- _OBJECTIVE_
Only a number is wanted: how many lines in these records contain the word "ylabel"?

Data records
--------------------------------

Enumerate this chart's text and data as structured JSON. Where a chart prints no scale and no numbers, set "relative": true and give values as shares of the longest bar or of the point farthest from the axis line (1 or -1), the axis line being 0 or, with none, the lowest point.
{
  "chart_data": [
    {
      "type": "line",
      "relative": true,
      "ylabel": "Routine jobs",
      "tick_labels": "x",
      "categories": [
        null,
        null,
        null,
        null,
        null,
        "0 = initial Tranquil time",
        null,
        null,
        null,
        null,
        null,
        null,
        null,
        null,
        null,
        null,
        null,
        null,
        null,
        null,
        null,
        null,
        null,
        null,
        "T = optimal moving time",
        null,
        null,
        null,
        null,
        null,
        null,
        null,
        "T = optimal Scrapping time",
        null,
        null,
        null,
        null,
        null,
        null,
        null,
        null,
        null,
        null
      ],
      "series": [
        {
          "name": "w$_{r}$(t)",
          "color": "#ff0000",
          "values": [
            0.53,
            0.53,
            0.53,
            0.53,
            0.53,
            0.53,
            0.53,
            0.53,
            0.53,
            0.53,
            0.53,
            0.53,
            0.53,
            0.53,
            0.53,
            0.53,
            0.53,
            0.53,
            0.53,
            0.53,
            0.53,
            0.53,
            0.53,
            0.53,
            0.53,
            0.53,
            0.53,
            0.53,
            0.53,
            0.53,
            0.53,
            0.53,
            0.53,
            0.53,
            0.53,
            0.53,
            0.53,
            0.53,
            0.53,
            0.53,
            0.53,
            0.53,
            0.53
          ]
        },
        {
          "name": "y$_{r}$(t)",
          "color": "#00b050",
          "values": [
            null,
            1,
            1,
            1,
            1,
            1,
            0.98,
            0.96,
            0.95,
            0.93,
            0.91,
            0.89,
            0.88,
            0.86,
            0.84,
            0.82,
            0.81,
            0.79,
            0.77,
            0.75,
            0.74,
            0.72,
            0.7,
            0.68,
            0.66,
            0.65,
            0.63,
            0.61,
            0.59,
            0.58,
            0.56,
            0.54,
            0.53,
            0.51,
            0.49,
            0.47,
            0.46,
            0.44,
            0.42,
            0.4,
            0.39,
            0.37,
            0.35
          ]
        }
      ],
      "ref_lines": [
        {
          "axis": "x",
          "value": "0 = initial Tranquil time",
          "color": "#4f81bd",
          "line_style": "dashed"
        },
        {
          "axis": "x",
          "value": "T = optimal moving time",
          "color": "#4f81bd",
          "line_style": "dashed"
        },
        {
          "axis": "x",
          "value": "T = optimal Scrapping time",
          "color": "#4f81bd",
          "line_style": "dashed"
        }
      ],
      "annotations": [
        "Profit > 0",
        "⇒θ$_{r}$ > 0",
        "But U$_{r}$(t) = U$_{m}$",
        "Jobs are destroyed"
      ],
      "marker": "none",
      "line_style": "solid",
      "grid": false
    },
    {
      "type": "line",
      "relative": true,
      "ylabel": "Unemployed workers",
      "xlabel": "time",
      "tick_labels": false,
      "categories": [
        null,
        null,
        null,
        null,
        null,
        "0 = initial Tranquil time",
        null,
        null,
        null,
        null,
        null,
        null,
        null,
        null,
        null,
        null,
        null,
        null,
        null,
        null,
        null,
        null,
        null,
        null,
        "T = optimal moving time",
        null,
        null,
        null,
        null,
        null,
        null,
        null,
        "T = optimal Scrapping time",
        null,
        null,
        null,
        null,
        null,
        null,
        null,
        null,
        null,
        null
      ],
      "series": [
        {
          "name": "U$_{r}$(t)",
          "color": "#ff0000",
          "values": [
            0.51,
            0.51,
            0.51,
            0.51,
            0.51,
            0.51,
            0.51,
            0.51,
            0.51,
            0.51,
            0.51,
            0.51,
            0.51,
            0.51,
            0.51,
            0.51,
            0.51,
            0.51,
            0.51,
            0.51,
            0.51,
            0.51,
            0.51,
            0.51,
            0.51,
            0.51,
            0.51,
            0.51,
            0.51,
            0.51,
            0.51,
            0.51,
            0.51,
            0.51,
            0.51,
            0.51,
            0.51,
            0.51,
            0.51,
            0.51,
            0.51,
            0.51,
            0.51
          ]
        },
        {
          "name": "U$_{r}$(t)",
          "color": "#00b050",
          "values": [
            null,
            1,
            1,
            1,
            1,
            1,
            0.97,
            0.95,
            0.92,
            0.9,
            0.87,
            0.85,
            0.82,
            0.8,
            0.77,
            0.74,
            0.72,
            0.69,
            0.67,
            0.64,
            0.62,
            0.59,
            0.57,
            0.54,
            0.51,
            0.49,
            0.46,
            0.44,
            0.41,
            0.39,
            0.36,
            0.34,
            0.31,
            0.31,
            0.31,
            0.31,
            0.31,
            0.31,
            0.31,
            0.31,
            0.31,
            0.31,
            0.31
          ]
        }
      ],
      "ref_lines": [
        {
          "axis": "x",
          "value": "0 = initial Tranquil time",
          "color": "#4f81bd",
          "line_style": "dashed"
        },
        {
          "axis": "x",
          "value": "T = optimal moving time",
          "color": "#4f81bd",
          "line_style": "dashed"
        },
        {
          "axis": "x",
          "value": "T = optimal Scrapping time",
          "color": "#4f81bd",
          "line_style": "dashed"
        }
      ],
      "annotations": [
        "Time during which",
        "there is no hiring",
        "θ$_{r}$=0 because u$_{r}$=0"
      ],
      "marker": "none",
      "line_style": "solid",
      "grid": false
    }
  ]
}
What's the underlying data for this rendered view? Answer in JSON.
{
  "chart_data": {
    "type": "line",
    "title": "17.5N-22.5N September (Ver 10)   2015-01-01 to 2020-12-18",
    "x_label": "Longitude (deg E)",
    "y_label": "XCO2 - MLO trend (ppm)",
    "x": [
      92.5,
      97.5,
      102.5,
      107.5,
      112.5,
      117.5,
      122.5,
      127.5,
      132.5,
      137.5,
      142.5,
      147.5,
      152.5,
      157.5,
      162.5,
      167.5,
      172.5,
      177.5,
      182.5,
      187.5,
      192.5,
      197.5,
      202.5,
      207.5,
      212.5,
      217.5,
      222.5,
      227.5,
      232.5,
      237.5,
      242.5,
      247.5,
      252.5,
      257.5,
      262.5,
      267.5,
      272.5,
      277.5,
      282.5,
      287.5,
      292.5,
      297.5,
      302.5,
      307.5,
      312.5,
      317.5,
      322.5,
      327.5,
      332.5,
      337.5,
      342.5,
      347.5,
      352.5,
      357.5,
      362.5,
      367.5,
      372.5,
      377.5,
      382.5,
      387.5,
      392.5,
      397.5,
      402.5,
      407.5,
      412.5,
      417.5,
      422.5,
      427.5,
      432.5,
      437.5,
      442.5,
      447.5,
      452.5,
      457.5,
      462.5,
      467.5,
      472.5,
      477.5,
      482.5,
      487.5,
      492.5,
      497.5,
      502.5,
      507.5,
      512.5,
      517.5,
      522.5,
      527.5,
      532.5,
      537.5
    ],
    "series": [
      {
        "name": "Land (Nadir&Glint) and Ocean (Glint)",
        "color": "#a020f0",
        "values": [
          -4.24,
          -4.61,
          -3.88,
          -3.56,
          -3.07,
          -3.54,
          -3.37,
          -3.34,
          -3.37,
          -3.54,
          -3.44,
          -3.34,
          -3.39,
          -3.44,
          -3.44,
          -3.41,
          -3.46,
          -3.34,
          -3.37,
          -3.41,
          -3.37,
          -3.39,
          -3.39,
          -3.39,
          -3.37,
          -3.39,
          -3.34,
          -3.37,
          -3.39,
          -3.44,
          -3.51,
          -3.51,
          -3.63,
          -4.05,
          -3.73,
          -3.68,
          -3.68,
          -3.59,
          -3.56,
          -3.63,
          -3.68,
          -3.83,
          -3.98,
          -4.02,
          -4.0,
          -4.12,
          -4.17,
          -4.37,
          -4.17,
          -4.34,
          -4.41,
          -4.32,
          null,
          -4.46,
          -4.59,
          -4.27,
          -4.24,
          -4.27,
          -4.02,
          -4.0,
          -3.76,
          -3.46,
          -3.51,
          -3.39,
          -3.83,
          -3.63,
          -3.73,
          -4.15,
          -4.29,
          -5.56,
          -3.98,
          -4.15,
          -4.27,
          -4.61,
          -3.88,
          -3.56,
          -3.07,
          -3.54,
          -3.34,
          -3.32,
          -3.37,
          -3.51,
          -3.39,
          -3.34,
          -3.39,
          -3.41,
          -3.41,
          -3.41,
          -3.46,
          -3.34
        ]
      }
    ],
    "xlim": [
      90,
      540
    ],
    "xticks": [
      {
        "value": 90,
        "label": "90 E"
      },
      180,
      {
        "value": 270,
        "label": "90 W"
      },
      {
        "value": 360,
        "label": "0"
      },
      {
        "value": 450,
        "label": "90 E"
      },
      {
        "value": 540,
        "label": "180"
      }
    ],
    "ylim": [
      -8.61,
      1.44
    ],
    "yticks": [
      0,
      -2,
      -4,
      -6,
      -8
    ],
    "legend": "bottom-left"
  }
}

--------------------------------

- _RESULT FOR THIS TASK_
2